## WHAT IS REQUIRED
Count every line below in which "image" occurs, then give only the count.
**** EXERCISE INPUTS
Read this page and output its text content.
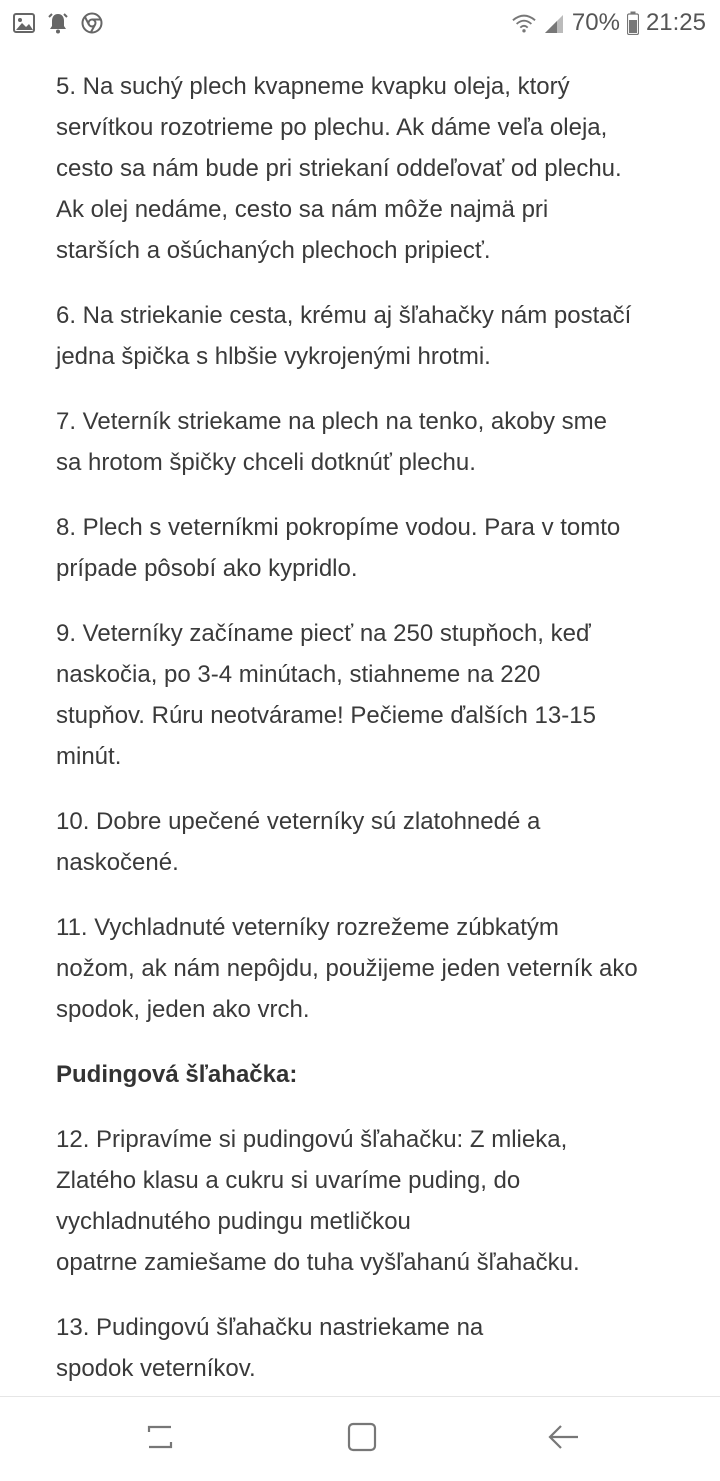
70% 21:25
5. Na suchý plech kvapneme kvapku oleja, ktorý
servítkou rozotrieme po plechu. Ak dáme veľa oleja,
cesto sa nám bude pri striekaní oddeľovať od plechu.
Ak olej nedáme, cesto sa nám môže najmä pri
starších a ošúchaných plechoch pripiecť.
6. Na striekanie cesta, krému aj šľahačky nám postačí
jedna špička s hlbšie vykrojenými hrotmi.
7. Veterník striekame na plech na tenko, akoby sme
sa hrotom špičky chceli dotknúť plechu.
8. Plech s veterníkmi pokropíme vodou. Para v tomto
prípade pôsobí ako kypridlo.
9. Veterníky začíname piecť na 250 stupňoch, keď
naskočia, po 3-4 minútach, stiahneme na 220
stupňov. Rúru neotvárame! Pečieme ďalších 13-15
minút.
10. Dobre upečené veterníky sú zlatohnedé a
naskočené.
11. Vychladnuté veterníky rozrežeme zúbkatým
nožom, ak nám nepôjdu, použijeme jeden veterník ako
spodok, jeden ako vrch.
Pudingová šľahačka:
12. Pripravíme si pudingovú šľahačku: Z mlieka,
Zlatého klasu a cukru si uvaríme puding, do
vychladnutého pudingu metličkou
opatrne zamiešame do tuha vyšľahanú šľahačku.
13. Pudingovú šľahačku nastriekame na
spodok veterníkov.
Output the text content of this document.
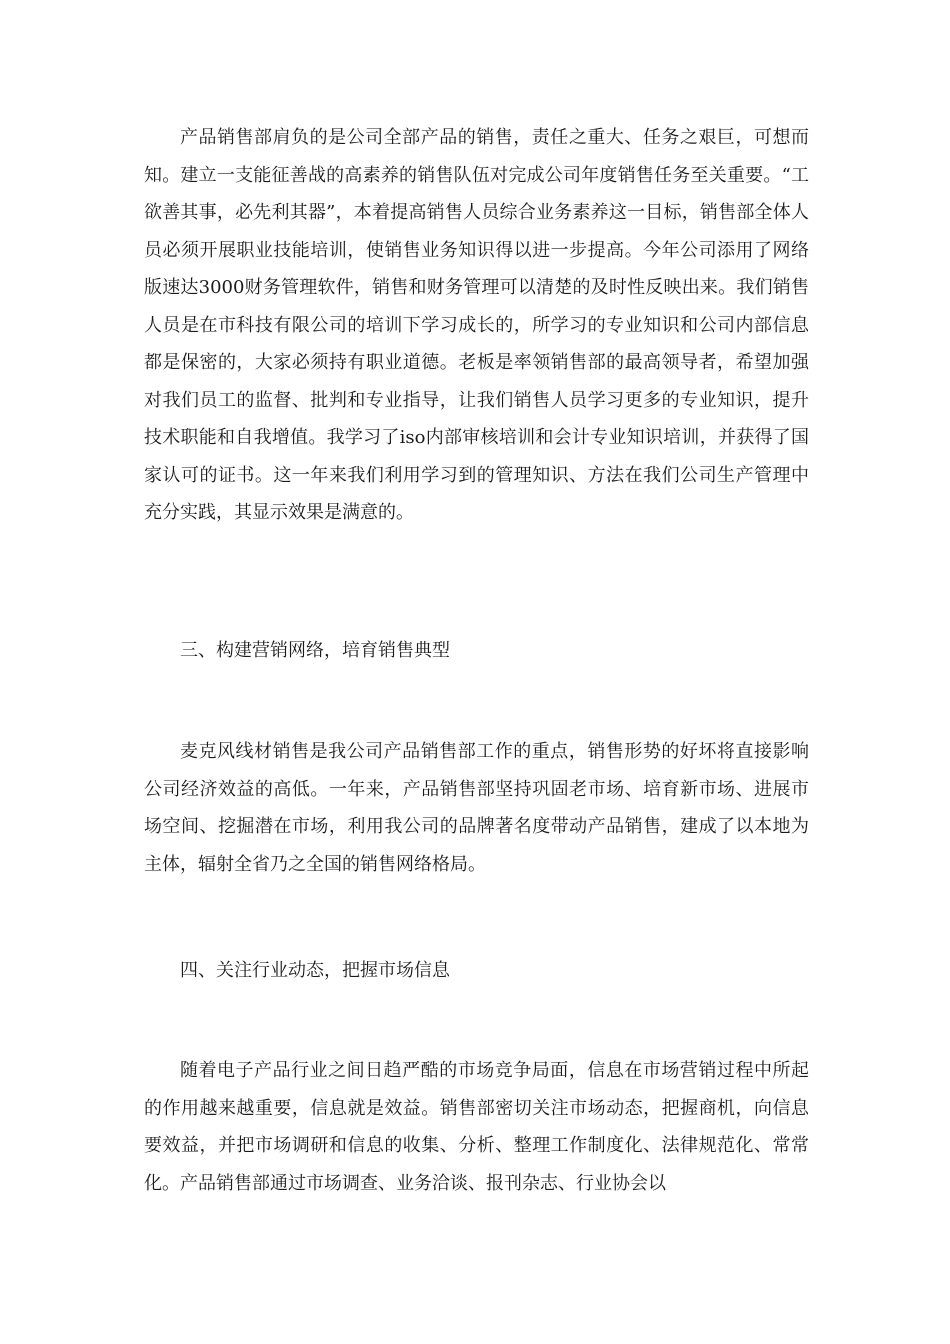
产品销售部肩负的是公司全部产品的销售，责任之重大、任务之艰巨，可想而知。建立一支能征善战的高素养的销售队伍对完成公司年度销售任务至关重要。“工欲善其事，必先利其器”，本着提高销售人员综合业务素养这一目标，销售部全体人员必须开展职业技能培训，使销售业务知识得以进一步提高。今年公司添用了网络版速达3000财务管理软件，销售和财务管理可以清楚的及时性反映出来。我们销售人员是在市科技有限公司的培训下学习成长的，所学习的专业知识和公司内部信息都是保密的，大家必须持有职业道德。老板是率领销售部的最高领导者，希望加强对我们员工的监督、批判和专业指导，让我们销售人员学习更多的专业知识，提升技术职能和自我增值。我学习了iso内部审核培训和会计专业知识培训，并获得了国家认可的证书。这一年来我们利用学习到的管理知识、方法在我们公司生产管理中充分实践，其显示效果是满意的。

三、构建营销网络，培育销售典型

麦克风线材销售是我公司产品销售部工作的重点，销售形势的好坏将直接影响公司经济效益的高低。一年来，产品销售部坚持巩固老市场、培育新市场、进展市场空间、挖掘潜在市场，利用我公司的品牌著名度带动产品销售，建成了以本地为主体，辐射全省乃之全国的销售网络格局。

四、关注行业动态，把握市场信息

随着电子产品行业之间日趋严酷的市场竞争局面，信息在市场营销过程中所起的作用越来越重要，信息就是效益。销售部密切关注市场动态，把握商机，向信息要效益，并把市场调研和信息的收集、分析、整理工作制度化、法律规范化、常常化。产品销售部通过市场调查、业务洽谈、报刊杂志、行业协会以
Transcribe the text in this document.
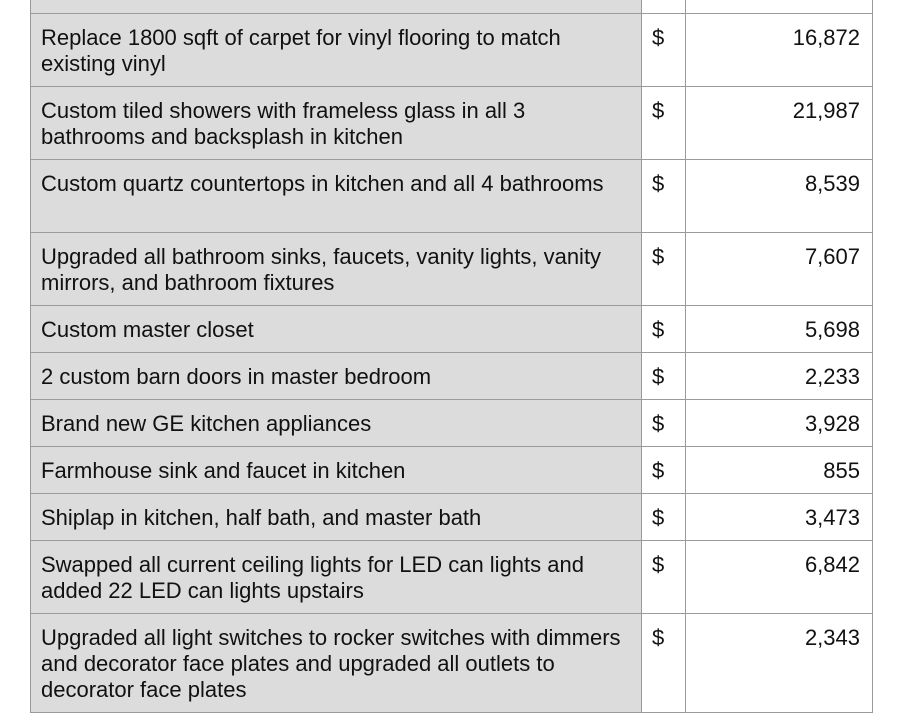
Replace 1800 sqft of carpet for vinyl flooring to match existing vinyl	$	16,872
Custom tiled showers with frameless glass in all 3 bathrooms and backsplash in kitchen	$	21,987
Custom quartz countertops in kitchen and all 4 bathrooms	$	8,539
Upgraded all bathroom sinks, faucets, vanity lights, vanity mirrors, and bathroom fixtures	$	7,607
Custom master closet	$	5,698
2 custom barn doors in master bedroom	$	2,233
Brand new GE kitchen appliances	$	3,928
Farmhouse sink and faucet in kitchen	$	855
Shiplap in kitchen, half bath, and master bath	$	3,473
Swapped all current ceiling lights for LED can lights and added 22 LED can lights upstairs	$	6,842
Upgraded all light switches to rocker switches with dimmers and decorator face plates and upgraded all outlets to decorator face plates	$	2,343
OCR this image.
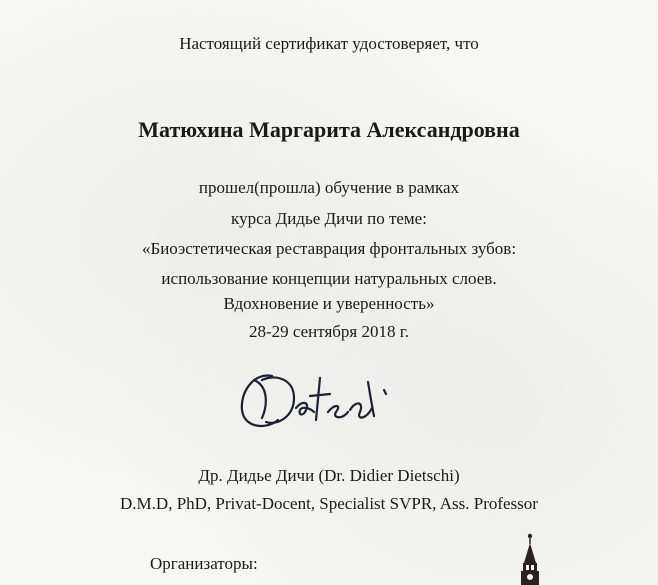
Настоящий сертификат удостоверяет, что
Матюхина Маргарита Александровна
прошел(прошла) обучение в рамках
курса Дидье Дичи по теме:
«Биоэстетическая реставрация фронтальных зубов:
использование концепции натуральных слоев.
Вдохновение и уверенность»
28-29 сентября 2018 г.
Др. Дидье Дичи (Dr. Didier Dietschi)
D.M.D, PhD, Privat-Docent, Specialist SVPR, Ass. Professor
Организаторы:
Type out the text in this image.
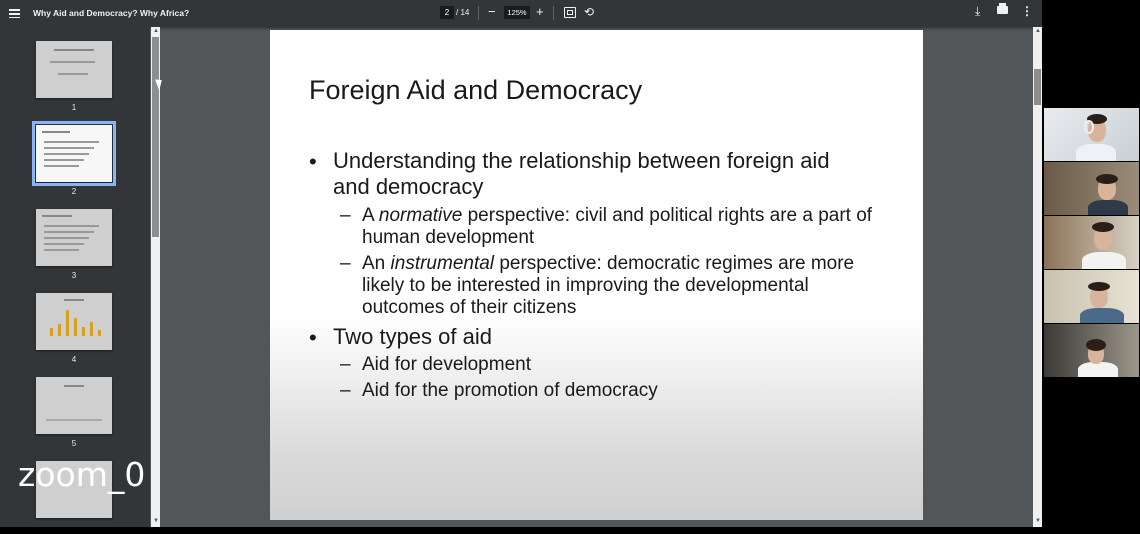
Why Aid and Democracy? Why Africa?	2 / 14 −	125% +	⟲	⤓	⋮
1
2
3
4
5
▲
▼
Foreign Aid and Democracy
• Understanding the relationship between foreign aid
and democracy
– A normative perspective: civil and political rights are a part of
human development
– An instrumental perspective: democratic regimes are more
likely to be interested in improving the developmental
outcomes of their citizens
• Two types of aid
– Aid for development
– Aid for the promotion of democracy
▲
▼
zoom_0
********
## REPLY TO THE EXERCISE
2